# Exercise instructions
In your copy, include every line of the listing below exactly but none of the pictures.

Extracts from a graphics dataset

— BEGIN —

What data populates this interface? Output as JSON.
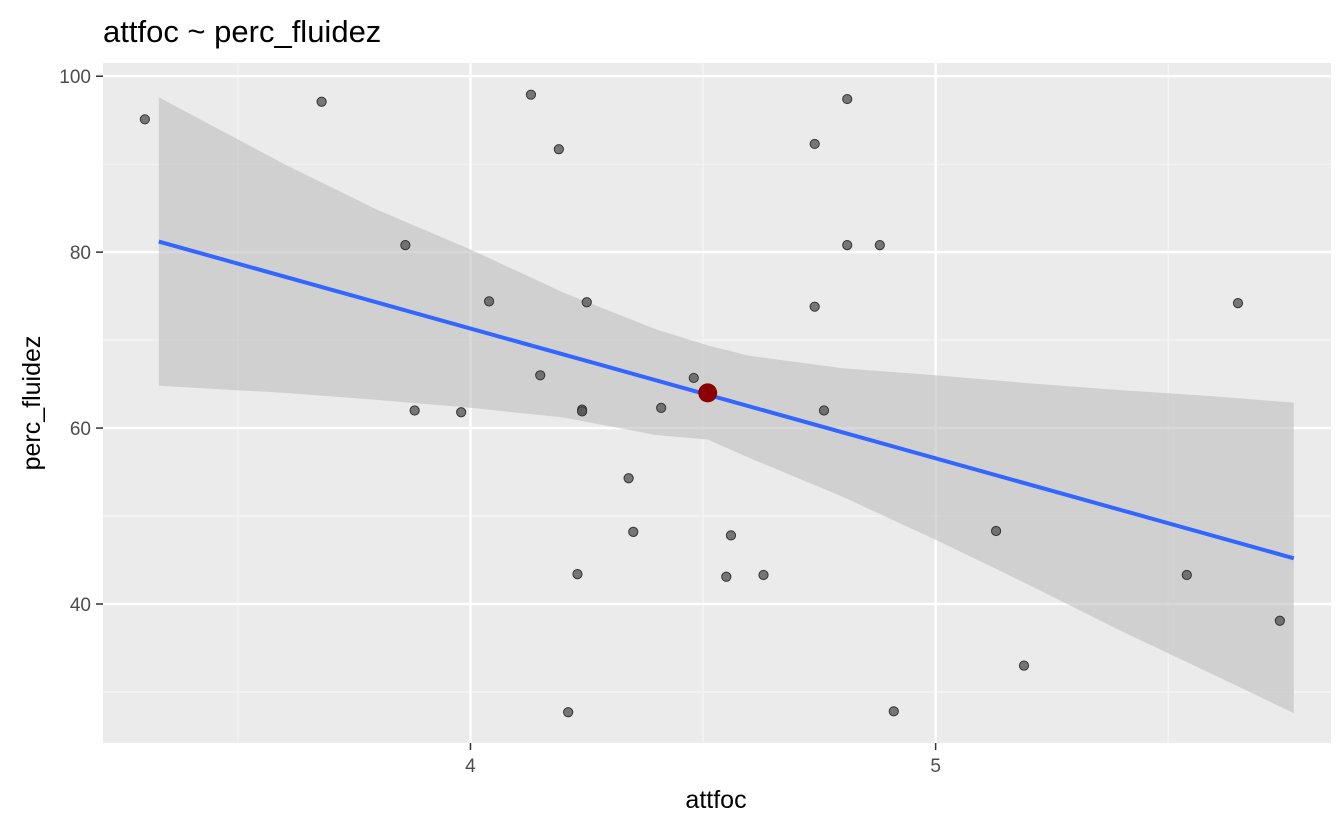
{
  "colors": {
    "panel_background": "#EBEBEB",
    "grid_major": "#FFFFFF",
    "grid_minor": "#F5F5F5",
    "points": "#595959",
    "regression_line": "#3366FF",
    "confidence_band": "#BEBEBE",
    "highlight_point": "#8B0000"
  },
  "chart_data": {
    "type": "scatter",
    "title": "attfoc ~ perc_fluidez",
    "xlabel": "attfoc",
    "ylabel": "perc_fluidez",
    "xlim": [
      3.21,
      5.85
    ],
    "ylim": [
      24.2,
      101.5
    ],
    "x_ticks": [
      4,
      5
    ],
    "y_ticks": [
      40,
      60,
      80,
      100
    ],
    "x_minor_ticks": [
      3.5,
      4.5,
      5.5
    ],
    "y_minor_ticks": [
      30,
      50,
      70,
      90
    ],
    "grid": true,
    "legend": "none",
    "points": [
      {
        "x": 3.3,
        "y": 95.1
      },
      {
        "x": 3.68,
        "y": 97.1
      },
      {
        "x": 3.86,
        "y": 80.8
      },
      {
        "x": 3.88,
        "y": 62.0
      },
      {
        "x": 3.98,
        "y": 61.8
      },
      {
        "x": 4.04,
        "y": 74.4
      },
      {
        "x": 4.13,
        "y": 97.9
      },
      {
        "x": 4.15,
        "y": 66.0
      },
      {
        "x": 4.19,
        "y": 91.7
      },
      {
        "x": 4.21,
        "y": 27.7
      },
      {
        "x": 4.23,
        "y": 43.4
      },
      {
        "x": 4.24,
        "y": 62.1
      },
      {
        "x": 4.24,
        "y": 61.9
      },
      {
        "x": 4.25,
        "y": 74.3
      },
      {
        "x": 4.34,
        "y": 54.3
      },
      {
        "x": 4.35,
        "y": 48.2
      },
      {
        "x": 4.41,
        "y": 62.3
      },
      {
        "x": 4.48,
        "y": 65.7
      },
      {
        "x": 4.55,
        "y": 43.1
      },
      {
        "x": 4.56,
        "y": 47.8
      },
      {
        "x": 4.63,
        "y": 43.3
      },
      {
        "x": 4.74,
        "y": 73.8
      },
      {
        "x": 4.74,
        "y": 92.3
      },
      {
        "x": 4.76,
        "y": 62.0
      },
      {
        "x": 4.81,
        "y": 97.4
      },
      {
        "x": 4.81,
        "y": 80.8
      },
      {
        "x": 4.88,
        "y": 80.8
      },
      {
        "x": 4.91,
        "y": 27.8
      },
      {
        "x": 5.13,
        "y": 48.3
      },
      {
        "x": 5.19,
        "y": 33.0
      },
      {
        "x": 5.54,
        "y": 43.3
      },
      {
        "x": 5.65,
        "y": 74.2
      },
      {
        "x": 5.74,
        "y": 38.1
      }
    ],
    "highlight_point": {
      "x": 4.51,
      "y": 64.0
    },
    "regression_line": {
      "x": [
        3.33,
        5.77
      ],
      "y": [
        81.2,
        45.2
      ]
    },
    "confidence_band": {
      "x": [
        3.33,
        3.6,
        3.8,
        4.0,
        4.2,
        4.4,
        4.51,
        4.6,
        4.8,
        5.0,
        5.2,
        5.4,
        5.6,
        5.77
      ],
      "upper": [
        97.6,
        90.0,
        84.8,
        80.3,
        75.4,
        71.2,
        69.4,
        68.2,
        66.8,
        66.0,
        65.1,
        64.3,
        63.6,
        62.9
      ],
      "lower": [
        64.8,
        64.0,
        63.2,
        62.3,
        61.2,
        59.2,
        58.7,
        56.6,
        52.2,
        47.3,
        42.2,
        36.9,
        31.9,
        27.6
      ]
    }
  }
}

— END —

# Reply
What data populates this interface? Output as JSON.
{
  "colors": {
    "panel_background": "#EBEBEB",
    "grid_major": "#FFFFFF",
    "grid_minor": "#F5F5F5",
    "points": "#595959",
    "regression_line": "#3366FF",
    "confidence_band": "#BEBEBE",
    "highlight_point": "#8B0000"
  },
  "chart_data": {
    "type": "scatter",
    "title": "attfoc ~ perc_fluidez",
    "xlabel": "attfoc",
    "ylabel": "perc_fluidez",
    "xlim": [
      3.21,
      5.85
    ],
    "ylim": [
      24.2,
      101.5
    ],
    "x_ticks": [
      4,
      5
    ],
    "y_ticks": [
      40,
      60,
      80,
      100
    ],
    "x_minor_ticks": [
      3.5,
      4.5,
      5.5
    ],
    "y_minor_ticks": [
      30,
      50,
      70,
      90
    ],
    "grid": true,
    "legend": "none",
    "points": [
      {
        "x": 3.3,
        "y": 95.1
      },
      {
        "x": 3.68,
        "y": 97.1
      },
      {
        "x": 3.86,
        "y": 80.8
      },
      {
        "x": 3.88,
        "y": 62.0
      },
      {
        "x": 3.98,
        "y": 61.8
      },
      {
        "x": 4.04,
        "y": 74.4
      },
      {
        "x": 4.13,
        "y": 97.9
      },
      {
        "x": 4.15,
        "y": 66.0
      },
      {
        "x": 4.19,
        "y": 91.7
      },
      {
        "x": 4.21,
        "y": 27.7
      },
      {
        "x": 4.23,
        "y": 43.4
      },
      {
        "x": 4.24,
        "y": 62.1
      },
      {
        "x": 4.24,
        "y": 61.9
      },
      {
        "x": 4.25,
        "y": 74.3
      },
      {
        "x": 4.34,
        "y": 54.3
      },
      {
        "x": 4.35,
        "y": 48.2
      },
      {
        "x": 4.41,
        "y": 62.3
      },
      {
        "x": 4.48,
        "y": 65.7
      },
      {
        "x": 4.55,
        "y": 43.1
      },
      {
        "x": 4.56,
        "y": 47.8
      },
      {
        "x": 4.63,
        "y": 43.3
      },
      {
        "x": 4.74,
        "y": 73.8
      },
      {
        "x": 4.74,
        "y": 92.3
      },
      {
        "x": 4.76,
        "y": 62.0
      },
      {
        "x": 4.81,
        "y": 97.4
      },
      {
        "x": 4.81,
        "y": 80.8
      },
      {
        "x": 4.88,
        "y": 80.8
      },
      {
        "x": 4.91,
        "y": 27.8
      },
      {
        "x": 5.13,
        "y": 48.3
      },
      {
        "x": 5.19,
        "y": 33.0
      },
      {
        "x": 5.54,
        "y": 43.3
      },
      {
        "x": 5.65,
        "y": 74.2
      },
      {
        "x": 5.74,
        "y": 38.1
      }
    ],
    "highlight_point": {
      "x": 4.51,
      "y": 64.0
    },
    "regression_line": {
      "x": [
        3.33,
        5.77
      ],
      "y": [
        81.2,
        45.2
      ]
    },
    "confidence_band": {
      "x": [
        3.33,
        3.6,
        3.8,
        4.0,
        4.2,
        4.4,
        4.51,
        4.6,
        4.8,
        5.0,
        5.2,
        5.4,
        5.6,
        5.77
      ],
      "upper": [
        97.6,
        90.0,
        84.8,
        80.3,
        75.4,
        71.2,
        69.4,
        68.2,
        66.8,
        66.0,
        65.1,
        64.3,
        63.6,
        62.9
      ],
      "lower": [
        64.8,
        64.0,
        63.2,
        62.3,
        61.2,
        59.2,
        58.7,
        56.6,
        52.2,
        47.3,
        42.2,
        36.9,
        31.9,
        27.6
      ]
    }
  }
}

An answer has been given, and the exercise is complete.